## [Problem to work on]
Type out the data exactly as given. Skip any image.

Excerpt from a dataset:
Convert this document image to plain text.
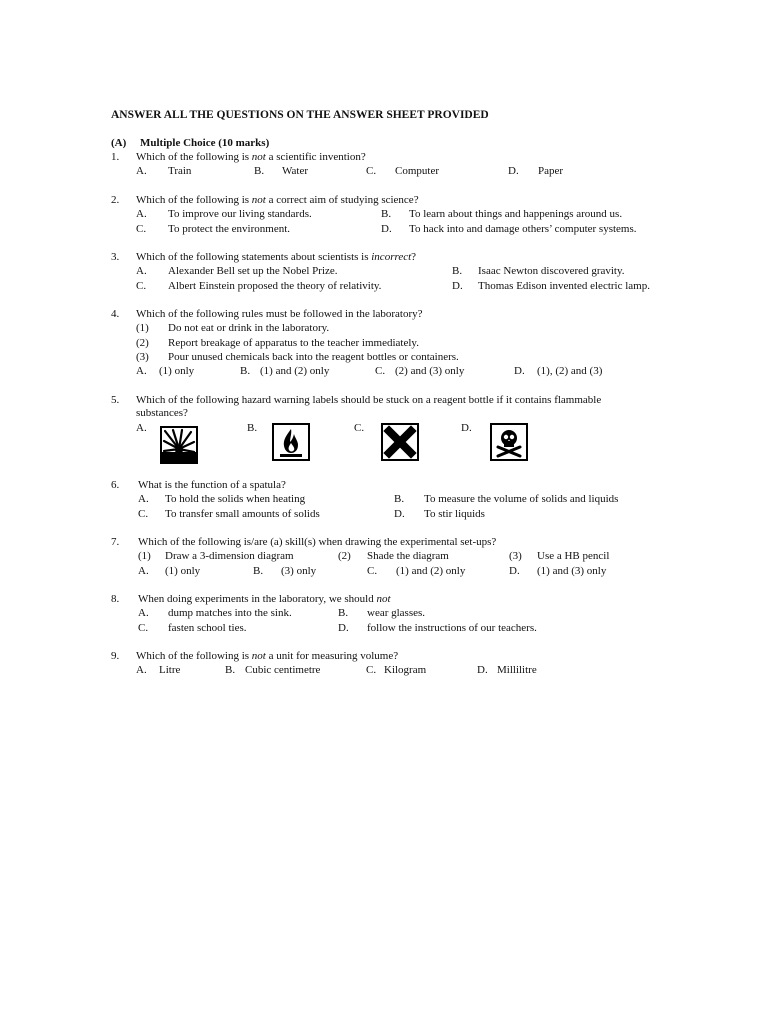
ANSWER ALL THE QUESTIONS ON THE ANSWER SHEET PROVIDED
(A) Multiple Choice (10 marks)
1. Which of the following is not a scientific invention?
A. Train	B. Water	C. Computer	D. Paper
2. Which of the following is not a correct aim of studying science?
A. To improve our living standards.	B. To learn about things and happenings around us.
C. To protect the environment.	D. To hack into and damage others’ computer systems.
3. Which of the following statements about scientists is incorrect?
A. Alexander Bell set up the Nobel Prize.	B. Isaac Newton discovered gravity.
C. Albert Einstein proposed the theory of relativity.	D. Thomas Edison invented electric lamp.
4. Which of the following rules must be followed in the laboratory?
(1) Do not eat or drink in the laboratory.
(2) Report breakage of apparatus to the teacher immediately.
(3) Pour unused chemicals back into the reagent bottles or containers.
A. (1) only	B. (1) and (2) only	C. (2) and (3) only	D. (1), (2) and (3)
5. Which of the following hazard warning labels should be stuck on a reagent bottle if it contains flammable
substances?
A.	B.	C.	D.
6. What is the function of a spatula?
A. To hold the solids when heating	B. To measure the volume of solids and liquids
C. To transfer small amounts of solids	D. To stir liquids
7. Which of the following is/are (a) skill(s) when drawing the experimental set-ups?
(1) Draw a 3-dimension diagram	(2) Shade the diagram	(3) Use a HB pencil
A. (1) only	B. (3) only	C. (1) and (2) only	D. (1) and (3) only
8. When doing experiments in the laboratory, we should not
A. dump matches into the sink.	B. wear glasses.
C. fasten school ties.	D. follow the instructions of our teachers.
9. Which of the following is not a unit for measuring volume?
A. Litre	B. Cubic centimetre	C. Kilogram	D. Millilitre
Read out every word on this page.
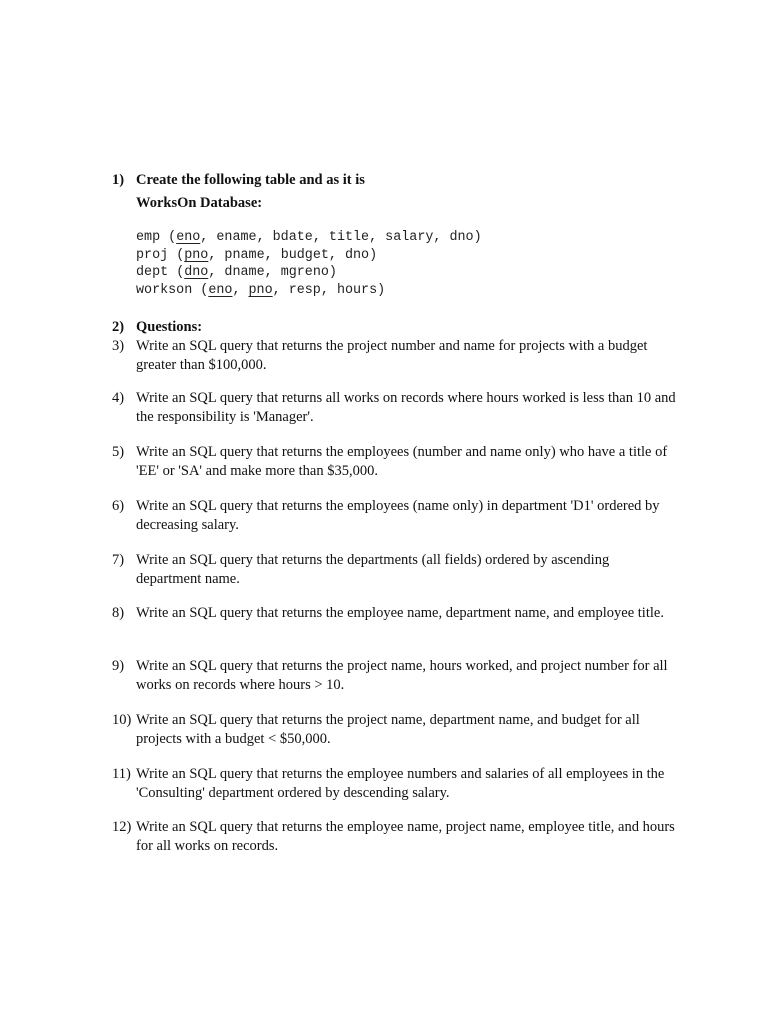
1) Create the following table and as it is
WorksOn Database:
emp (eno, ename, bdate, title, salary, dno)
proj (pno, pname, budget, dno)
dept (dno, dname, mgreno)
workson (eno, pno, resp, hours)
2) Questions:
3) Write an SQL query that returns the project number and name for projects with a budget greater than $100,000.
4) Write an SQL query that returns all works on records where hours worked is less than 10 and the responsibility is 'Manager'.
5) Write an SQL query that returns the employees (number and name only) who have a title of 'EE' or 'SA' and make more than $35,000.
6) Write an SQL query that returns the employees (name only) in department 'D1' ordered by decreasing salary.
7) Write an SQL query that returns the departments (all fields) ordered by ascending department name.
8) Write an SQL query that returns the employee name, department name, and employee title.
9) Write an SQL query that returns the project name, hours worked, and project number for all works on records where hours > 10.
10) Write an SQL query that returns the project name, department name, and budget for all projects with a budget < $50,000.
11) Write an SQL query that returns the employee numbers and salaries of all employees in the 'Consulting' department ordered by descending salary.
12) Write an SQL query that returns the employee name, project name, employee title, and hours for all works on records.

## [Solution to this exercise]
Convert this document image to plain text.
ANSWER ALL THE QUESTIONS ON THE ANSWER SHEET PROVIDED
(A) Multiple Choice (10 marks)
1. Which of the following is not a scientific invention?
A. Train	B. Water	C. Computer	D. Paper
2. Which of the following is not a correct aim of studying science?
A. To improve our living standards.	B. To learn about things and happenings around us.
C. To protect the environment.	D. To hack into and damage others’ computer systems.
3. Which of the following statements about scientists is incorrect?
A. Alexander Bell set up the Nobel Prize.	B. Isaac Newton discovered gravity.
C. Albert Einstein proposed the theory of relativity.	D. Thomas Edison invented electric lamp.
4. Which of the following rules must be followed in the laboratory?
(1) Do not eat or drink in the laboratory.
(2) Report breakage of apparatus to the teacher immediately.
(3) Pour unused chemicals back into the reagent bottles or containers.
A. (1) only	B. (1) and (2) only	C. (2) and (3) only	D. (1), (2) and (3)
5. Which of the following hazard warning labels should be stuck on a reagent bottle if it contains flammable
substances?
A.	B.	C.	D.
6. What is the function of a spatula?
A. To hold the solids when heating	B. To measure the volume of solids and liquids
C. To transfer small amounts of solids	D. To stir liquids
7. Which of the following is/are (a) skill(s) when drawing the experimental set-ups?
(1) Draw a 3-dimension diagram	(2) Shade the diagram	(3) Use a HB pencil
A. (1) only	B. (3) only	C. (1) and (2) only	D. (1) and (3) only
8. When doing experiments in the laboratory, we should not
A. dump matches into the sink.	B. wear glasses.
C. fasten school ties.	D. follow the instructions of our teachers.
9. Which of the following is not a unit for measuring volume?
A. Litre	B. Cubic centimetre	C. Kilogram	D. Millilitre
Read out every word on this page.
1) Create the following table and as it is
WorksOn Database:
emp (eno, ename, bdate, title, salary, dno)
proj (pno, pname, budget, dno)
dept (dno, dname, mgreno)
workson (eno, pno, resp, hours)
2) Questions:
3) Write an SQL query that returns the project number and name for projects with a budget greater than $100,000.
4) Write an SQL query that returns all works on records where hours worked is less than 10 and the responsibility is 'Manager'.
5) Write an SQL query that returns the employees (number and name only) who have a title of 'EE' or 'SA' and make more than $35,000.
6) Write an SQL query that returns the employees (name only) in department 'D1' ordered by decreasing salary.
7) Write an SQL query that returns the departments (all fields) ordered by ascending department name.
8) Write an SQL query that returns the employee name, department name, and employee title.
9) Write an SQL query that returns the project name, hours worked, and project number for all works on records where hours > 10.
10) Write an SQL query that returns the project name, department name, and budget for all projects with a budget < $50,000.
11) Write an SQL query that returns the employee numbers and salaries of all employees in the 'Consulting' department ordered by descending salary.
12) Write an SQL query that returns the employee name, project name, employee title, and hours for all works on records.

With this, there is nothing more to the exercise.